[Goal]
Extract every line that includes the string "Microsoft".

[Supplied information]
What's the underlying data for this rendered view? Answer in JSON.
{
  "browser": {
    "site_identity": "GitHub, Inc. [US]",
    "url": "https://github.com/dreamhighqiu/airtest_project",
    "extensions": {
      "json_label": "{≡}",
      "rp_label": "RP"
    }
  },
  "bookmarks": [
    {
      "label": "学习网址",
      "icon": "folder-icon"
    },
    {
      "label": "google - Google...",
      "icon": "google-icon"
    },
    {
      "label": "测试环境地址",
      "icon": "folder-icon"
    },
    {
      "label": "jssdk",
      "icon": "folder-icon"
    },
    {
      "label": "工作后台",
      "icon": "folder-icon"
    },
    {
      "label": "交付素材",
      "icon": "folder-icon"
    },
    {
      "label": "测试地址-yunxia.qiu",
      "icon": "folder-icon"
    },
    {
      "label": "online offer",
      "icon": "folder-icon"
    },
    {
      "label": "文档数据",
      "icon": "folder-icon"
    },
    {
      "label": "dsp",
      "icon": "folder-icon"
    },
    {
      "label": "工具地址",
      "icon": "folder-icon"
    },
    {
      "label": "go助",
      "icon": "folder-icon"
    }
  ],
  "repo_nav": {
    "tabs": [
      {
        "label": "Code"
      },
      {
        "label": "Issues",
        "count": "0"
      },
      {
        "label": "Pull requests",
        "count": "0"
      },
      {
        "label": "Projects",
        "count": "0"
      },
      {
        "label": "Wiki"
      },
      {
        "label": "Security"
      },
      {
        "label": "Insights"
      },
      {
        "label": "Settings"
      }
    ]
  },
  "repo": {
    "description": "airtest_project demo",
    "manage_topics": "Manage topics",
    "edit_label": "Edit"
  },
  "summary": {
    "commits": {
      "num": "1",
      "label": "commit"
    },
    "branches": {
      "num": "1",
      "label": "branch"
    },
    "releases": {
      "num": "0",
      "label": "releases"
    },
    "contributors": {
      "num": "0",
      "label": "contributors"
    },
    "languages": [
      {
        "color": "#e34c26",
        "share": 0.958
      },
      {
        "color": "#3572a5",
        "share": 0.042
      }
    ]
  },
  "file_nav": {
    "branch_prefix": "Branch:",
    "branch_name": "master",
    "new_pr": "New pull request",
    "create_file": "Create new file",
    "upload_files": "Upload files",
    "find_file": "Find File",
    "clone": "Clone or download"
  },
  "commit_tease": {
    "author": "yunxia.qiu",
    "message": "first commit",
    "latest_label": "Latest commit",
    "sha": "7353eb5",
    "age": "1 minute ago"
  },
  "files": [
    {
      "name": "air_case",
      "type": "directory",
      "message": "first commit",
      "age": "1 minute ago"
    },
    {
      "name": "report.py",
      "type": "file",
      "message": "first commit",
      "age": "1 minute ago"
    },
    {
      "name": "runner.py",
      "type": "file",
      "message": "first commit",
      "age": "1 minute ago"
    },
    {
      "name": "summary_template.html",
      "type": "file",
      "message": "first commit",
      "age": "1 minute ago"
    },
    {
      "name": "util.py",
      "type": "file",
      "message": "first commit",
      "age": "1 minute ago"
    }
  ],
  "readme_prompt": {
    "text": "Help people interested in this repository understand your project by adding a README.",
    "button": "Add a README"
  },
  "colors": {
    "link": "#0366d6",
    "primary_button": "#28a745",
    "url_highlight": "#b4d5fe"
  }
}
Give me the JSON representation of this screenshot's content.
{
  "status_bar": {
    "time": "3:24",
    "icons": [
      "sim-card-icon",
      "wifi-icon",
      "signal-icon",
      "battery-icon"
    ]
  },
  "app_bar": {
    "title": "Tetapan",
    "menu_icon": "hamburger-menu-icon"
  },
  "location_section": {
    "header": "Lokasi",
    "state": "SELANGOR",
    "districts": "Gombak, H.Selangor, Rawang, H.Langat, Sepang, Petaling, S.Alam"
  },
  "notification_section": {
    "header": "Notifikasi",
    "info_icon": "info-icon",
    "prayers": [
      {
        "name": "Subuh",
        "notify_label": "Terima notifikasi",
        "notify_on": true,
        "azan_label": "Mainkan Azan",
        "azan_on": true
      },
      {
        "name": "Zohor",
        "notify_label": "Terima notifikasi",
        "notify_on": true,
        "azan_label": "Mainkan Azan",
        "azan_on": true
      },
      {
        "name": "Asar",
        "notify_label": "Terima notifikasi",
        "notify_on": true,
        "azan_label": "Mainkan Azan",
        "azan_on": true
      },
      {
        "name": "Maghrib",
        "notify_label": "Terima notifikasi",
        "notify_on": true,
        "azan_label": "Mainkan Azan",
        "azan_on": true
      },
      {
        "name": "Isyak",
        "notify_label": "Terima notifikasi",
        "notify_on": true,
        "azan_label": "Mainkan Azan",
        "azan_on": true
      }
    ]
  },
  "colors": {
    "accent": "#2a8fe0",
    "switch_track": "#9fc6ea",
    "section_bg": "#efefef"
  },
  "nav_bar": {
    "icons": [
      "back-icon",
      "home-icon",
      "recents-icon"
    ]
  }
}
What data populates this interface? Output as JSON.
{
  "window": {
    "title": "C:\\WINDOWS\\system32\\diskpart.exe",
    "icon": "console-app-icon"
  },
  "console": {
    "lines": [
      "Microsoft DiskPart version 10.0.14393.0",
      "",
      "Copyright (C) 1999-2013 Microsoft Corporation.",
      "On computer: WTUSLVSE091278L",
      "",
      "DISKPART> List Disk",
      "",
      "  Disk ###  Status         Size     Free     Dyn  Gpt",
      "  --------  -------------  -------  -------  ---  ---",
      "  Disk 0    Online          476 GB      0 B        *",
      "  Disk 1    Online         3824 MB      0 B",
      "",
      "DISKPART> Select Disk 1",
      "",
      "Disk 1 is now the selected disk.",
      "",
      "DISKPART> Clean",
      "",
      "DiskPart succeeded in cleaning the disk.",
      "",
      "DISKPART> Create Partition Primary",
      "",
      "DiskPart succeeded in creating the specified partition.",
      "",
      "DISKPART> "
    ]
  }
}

[Reply]
      "Microsoft DiskPart version 10.0.14393.0",
      "Copyright (C) 1999-2013 Microsoft Corporation.",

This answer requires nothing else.